- WORK TO DO: Gather every line that includes the word "color", please.

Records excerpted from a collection

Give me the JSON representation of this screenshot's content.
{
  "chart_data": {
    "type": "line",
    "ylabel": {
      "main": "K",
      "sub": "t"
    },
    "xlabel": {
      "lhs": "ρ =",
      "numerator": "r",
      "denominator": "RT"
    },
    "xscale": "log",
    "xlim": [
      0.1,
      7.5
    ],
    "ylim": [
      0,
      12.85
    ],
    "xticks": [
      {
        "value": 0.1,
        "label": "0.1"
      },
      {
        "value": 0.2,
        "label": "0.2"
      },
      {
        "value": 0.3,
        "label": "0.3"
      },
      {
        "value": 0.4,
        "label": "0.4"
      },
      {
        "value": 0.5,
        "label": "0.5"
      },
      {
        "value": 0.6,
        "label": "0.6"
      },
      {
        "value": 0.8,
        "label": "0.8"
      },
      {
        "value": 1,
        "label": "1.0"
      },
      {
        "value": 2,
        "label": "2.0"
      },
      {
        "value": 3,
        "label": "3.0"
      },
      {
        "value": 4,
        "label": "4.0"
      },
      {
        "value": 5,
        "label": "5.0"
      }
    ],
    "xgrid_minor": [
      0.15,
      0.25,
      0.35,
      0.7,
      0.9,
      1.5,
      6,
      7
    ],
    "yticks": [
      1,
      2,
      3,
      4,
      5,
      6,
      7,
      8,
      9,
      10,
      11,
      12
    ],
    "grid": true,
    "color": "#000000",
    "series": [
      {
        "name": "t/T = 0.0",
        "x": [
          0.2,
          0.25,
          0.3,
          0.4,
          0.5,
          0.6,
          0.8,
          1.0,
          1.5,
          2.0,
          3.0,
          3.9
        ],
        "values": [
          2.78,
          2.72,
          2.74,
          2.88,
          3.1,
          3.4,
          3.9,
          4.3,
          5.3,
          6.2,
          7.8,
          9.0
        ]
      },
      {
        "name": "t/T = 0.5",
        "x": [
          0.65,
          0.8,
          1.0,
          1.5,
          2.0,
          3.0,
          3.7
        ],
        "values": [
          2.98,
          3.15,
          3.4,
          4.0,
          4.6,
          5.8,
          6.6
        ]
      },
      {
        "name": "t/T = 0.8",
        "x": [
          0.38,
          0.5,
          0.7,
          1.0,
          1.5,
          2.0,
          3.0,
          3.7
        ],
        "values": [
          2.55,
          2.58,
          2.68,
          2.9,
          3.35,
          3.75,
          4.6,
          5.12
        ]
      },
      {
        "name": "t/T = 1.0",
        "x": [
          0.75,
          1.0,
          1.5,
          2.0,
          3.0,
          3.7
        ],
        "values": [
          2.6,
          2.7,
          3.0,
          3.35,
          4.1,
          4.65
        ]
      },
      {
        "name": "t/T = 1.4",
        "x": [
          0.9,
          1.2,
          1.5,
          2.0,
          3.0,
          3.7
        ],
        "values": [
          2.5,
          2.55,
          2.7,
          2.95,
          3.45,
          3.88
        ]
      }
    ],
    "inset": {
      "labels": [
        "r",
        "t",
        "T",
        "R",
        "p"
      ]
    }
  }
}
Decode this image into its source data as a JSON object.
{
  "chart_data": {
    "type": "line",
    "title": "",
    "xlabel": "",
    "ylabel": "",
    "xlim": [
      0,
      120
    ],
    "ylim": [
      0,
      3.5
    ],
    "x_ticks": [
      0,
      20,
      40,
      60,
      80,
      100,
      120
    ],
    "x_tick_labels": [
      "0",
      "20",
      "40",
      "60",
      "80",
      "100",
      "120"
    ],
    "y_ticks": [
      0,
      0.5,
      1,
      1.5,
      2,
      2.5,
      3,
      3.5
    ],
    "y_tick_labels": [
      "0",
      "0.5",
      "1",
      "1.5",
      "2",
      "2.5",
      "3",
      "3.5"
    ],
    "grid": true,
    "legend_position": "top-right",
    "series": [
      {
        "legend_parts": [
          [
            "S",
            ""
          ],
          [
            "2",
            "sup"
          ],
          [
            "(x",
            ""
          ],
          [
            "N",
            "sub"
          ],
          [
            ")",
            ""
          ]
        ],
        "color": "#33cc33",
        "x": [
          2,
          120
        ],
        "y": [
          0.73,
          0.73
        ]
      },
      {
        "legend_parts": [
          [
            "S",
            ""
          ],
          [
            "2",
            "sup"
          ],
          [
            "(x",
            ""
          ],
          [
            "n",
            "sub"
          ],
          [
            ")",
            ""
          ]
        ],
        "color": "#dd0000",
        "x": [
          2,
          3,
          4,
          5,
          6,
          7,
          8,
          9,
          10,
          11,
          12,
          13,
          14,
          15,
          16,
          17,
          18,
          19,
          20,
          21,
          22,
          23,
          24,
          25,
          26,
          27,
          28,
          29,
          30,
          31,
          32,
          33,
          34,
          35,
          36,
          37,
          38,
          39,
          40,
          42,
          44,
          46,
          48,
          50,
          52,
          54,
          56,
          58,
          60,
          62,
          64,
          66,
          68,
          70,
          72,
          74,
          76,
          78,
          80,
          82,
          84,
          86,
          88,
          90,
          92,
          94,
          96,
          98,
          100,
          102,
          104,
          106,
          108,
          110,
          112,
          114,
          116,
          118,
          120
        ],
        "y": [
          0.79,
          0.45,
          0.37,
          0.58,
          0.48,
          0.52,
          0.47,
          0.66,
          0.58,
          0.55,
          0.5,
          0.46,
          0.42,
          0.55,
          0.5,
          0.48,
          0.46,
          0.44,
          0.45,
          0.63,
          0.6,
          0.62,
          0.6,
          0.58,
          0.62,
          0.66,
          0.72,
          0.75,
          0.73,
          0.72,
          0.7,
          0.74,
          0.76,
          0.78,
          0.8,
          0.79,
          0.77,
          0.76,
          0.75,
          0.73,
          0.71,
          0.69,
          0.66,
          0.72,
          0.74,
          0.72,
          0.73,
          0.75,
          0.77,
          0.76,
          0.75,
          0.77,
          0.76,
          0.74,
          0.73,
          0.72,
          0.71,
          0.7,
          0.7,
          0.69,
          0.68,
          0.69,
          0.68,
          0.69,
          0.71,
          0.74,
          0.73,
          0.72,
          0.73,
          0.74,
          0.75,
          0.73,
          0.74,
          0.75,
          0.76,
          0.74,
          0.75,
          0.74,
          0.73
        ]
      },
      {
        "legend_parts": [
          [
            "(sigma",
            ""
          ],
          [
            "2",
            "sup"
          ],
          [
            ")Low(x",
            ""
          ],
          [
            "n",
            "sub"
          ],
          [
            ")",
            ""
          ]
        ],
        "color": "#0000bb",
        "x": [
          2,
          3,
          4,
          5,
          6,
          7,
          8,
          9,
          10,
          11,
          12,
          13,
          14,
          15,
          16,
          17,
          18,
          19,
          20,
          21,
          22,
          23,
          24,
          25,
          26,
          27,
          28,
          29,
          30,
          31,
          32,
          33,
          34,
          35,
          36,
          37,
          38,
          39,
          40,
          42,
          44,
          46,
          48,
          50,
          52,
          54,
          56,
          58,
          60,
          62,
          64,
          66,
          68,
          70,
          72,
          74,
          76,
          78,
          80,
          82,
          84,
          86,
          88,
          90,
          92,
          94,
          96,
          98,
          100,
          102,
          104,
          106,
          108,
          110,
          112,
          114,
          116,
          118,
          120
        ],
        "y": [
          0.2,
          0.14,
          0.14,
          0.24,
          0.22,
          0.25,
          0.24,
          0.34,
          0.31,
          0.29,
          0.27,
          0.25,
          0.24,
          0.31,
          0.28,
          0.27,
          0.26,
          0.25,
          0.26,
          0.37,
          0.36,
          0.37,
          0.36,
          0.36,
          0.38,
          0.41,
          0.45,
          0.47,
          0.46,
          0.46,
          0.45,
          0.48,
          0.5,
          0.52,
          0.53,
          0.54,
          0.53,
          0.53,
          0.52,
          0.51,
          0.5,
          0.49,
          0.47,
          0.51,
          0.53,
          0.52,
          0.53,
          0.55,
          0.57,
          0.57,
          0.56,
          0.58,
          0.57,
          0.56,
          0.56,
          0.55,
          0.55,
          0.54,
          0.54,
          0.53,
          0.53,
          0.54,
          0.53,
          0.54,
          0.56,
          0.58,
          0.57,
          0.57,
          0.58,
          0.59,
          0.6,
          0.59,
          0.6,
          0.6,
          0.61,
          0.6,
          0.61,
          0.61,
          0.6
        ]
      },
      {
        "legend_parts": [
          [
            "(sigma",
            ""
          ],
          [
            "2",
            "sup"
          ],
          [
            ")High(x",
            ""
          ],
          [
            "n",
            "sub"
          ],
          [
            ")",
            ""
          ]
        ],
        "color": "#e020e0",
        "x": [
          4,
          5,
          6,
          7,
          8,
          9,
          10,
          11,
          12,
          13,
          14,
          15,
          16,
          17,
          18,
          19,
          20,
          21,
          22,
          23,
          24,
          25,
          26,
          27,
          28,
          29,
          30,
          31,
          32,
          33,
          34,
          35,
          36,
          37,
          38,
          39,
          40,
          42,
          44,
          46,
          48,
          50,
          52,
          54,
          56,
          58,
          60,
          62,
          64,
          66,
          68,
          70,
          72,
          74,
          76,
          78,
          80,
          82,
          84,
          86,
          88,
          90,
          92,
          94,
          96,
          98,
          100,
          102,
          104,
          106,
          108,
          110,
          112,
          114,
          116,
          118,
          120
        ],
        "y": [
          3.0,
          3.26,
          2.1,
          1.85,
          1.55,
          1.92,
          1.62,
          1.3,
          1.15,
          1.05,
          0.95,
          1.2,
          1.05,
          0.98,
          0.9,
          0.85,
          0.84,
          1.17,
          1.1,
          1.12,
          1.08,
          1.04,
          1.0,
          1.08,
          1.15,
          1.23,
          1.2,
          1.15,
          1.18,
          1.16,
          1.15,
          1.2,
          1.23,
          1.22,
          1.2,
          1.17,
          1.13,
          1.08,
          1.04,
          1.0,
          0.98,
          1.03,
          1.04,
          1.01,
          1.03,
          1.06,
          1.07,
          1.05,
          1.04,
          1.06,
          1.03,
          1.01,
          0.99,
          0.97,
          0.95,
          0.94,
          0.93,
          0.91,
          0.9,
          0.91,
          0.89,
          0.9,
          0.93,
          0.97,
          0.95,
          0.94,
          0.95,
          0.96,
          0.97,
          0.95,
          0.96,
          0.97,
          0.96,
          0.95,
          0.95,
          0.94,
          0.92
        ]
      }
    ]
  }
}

- RESULT FOR THIS TASK:
    "color": "#000000",
        "color": "#33cc33",
        "color": "#dd0000",
        "color": "#0000bb",
        "color": "#e020e0",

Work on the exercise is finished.